START RECORDED DATA
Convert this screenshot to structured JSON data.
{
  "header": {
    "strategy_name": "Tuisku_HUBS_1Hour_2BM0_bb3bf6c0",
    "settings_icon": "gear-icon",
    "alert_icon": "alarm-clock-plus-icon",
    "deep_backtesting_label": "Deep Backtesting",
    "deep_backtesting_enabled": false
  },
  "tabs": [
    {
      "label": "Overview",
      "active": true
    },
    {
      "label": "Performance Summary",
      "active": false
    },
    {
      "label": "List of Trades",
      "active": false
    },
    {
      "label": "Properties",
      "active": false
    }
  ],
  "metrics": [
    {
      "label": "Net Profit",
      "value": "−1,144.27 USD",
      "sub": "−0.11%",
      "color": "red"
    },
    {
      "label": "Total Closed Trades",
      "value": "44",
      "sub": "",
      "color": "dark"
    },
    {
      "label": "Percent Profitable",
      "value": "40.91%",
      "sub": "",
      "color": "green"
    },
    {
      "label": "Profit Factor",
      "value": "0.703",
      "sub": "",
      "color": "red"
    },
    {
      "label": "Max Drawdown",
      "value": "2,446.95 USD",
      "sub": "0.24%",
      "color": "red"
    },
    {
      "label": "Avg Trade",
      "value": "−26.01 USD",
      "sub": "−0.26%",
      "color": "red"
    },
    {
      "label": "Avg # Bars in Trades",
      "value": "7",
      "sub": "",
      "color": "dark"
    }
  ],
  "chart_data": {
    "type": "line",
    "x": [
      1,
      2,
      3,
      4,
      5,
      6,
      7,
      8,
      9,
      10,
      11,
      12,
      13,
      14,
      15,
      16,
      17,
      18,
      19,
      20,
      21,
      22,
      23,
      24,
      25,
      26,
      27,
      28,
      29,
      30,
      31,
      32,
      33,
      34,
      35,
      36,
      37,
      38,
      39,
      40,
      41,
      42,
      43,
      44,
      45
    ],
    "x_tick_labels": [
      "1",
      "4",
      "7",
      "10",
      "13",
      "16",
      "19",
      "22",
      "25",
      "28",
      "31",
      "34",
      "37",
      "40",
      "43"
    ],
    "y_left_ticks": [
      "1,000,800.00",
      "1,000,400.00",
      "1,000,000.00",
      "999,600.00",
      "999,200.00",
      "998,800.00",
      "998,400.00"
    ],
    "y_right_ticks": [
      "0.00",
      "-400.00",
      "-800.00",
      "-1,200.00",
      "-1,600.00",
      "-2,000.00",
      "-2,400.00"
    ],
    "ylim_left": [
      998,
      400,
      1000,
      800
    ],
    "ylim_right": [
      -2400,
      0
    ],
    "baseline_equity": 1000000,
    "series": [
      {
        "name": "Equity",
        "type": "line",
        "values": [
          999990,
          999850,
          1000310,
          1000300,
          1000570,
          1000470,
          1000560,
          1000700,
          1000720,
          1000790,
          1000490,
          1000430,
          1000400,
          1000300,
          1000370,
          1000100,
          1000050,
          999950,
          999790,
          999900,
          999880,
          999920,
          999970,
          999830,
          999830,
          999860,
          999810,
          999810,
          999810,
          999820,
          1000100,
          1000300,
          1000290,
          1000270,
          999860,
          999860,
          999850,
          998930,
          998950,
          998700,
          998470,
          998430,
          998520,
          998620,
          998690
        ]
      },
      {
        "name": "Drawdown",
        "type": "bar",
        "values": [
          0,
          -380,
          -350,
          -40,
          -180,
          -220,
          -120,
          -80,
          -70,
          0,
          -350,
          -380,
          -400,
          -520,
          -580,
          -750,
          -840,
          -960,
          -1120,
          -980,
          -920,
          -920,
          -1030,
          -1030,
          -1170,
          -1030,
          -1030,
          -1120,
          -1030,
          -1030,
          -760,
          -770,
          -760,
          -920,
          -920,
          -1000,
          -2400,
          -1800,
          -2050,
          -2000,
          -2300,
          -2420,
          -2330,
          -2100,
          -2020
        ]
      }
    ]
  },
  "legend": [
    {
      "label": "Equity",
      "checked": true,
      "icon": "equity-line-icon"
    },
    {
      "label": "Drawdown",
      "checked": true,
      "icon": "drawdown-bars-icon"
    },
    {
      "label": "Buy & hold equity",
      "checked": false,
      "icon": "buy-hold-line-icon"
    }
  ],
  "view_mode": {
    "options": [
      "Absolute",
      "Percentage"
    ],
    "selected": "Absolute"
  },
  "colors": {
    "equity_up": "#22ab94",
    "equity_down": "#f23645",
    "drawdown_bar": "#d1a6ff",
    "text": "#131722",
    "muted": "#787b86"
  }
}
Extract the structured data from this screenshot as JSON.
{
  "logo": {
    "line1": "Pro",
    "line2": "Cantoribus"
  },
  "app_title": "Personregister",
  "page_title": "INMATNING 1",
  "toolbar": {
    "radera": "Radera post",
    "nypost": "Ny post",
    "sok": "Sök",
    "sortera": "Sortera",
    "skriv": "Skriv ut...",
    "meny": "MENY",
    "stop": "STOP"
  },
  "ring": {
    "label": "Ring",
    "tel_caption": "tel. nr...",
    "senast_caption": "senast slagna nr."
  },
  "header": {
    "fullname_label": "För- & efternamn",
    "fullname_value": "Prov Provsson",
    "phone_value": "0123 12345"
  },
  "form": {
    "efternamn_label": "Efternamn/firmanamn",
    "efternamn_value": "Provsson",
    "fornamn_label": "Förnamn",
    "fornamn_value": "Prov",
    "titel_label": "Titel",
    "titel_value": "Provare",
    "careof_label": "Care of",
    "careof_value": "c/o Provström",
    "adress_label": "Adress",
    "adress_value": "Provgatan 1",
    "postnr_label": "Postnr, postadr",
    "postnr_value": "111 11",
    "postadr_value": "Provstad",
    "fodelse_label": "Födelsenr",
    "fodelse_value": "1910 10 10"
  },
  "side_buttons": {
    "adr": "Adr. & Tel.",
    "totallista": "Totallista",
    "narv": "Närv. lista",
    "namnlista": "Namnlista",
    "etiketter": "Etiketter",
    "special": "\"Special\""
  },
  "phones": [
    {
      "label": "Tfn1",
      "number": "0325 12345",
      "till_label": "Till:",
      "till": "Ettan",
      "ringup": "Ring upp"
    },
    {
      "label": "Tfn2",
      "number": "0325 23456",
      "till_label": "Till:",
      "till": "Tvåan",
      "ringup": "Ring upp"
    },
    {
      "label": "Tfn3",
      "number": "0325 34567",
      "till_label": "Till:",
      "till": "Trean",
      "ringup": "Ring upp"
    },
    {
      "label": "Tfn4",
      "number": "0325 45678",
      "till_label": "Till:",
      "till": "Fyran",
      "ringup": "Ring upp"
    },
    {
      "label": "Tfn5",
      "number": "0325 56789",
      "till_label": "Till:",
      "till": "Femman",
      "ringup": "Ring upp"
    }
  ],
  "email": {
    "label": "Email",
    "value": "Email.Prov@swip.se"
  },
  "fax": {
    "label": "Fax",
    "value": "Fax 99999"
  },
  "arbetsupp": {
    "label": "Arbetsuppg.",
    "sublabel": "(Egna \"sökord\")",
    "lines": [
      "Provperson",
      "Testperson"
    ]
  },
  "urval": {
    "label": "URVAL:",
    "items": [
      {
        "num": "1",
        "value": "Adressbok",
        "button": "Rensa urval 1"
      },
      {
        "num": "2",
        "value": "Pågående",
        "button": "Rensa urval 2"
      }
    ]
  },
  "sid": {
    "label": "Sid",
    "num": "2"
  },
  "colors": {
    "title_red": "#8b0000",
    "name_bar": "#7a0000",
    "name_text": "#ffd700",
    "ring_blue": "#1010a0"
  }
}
END RECORDED DATA
* [WRITTEN TASK]:
Give the count of lines in the records that contain "icon", and no other text.

* [SOLUTION TO THE EXERCISE]:
5